## What the task asks
How many lines of the records below contain the word "ngun"? Answer with the number alone.

--- start of Task inputs ---

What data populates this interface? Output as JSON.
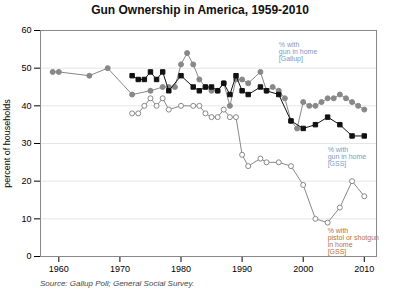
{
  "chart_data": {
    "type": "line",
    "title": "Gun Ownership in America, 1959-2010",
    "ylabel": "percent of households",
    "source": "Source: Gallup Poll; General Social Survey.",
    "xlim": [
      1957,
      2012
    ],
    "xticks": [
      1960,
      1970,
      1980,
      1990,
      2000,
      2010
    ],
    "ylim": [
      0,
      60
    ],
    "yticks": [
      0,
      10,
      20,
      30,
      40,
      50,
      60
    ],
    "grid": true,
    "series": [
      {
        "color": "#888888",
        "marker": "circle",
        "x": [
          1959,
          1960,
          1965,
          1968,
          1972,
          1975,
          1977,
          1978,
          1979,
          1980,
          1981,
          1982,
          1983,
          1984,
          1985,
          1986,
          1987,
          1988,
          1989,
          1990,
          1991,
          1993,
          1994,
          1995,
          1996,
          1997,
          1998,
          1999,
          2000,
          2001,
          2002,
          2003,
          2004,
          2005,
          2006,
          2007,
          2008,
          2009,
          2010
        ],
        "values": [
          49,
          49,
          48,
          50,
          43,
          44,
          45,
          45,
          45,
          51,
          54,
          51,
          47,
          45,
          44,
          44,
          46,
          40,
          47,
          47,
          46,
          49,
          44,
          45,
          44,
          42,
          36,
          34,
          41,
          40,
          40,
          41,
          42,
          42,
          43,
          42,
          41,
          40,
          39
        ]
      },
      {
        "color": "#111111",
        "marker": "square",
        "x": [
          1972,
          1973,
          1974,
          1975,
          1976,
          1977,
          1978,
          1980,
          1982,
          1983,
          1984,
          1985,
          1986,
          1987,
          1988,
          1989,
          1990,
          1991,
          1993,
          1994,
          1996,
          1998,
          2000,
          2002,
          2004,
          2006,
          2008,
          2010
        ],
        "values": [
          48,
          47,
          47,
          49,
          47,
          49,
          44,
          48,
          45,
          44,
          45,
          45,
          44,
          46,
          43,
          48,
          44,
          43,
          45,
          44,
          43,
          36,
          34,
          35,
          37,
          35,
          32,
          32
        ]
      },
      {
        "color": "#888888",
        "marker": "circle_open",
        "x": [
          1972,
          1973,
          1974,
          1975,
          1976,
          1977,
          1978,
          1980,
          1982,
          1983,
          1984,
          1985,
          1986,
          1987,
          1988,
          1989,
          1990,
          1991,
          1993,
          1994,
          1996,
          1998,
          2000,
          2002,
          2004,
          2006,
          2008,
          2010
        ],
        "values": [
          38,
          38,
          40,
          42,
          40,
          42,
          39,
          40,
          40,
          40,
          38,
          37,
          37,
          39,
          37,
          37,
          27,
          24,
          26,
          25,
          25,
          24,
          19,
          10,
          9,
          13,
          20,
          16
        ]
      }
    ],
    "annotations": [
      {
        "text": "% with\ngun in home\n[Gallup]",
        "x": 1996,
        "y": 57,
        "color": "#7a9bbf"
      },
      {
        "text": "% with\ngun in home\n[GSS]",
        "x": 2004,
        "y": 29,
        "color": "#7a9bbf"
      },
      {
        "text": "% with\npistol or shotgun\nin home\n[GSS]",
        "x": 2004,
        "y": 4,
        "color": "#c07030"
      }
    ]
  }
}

--- end of Task inputs ---

## Task solution
2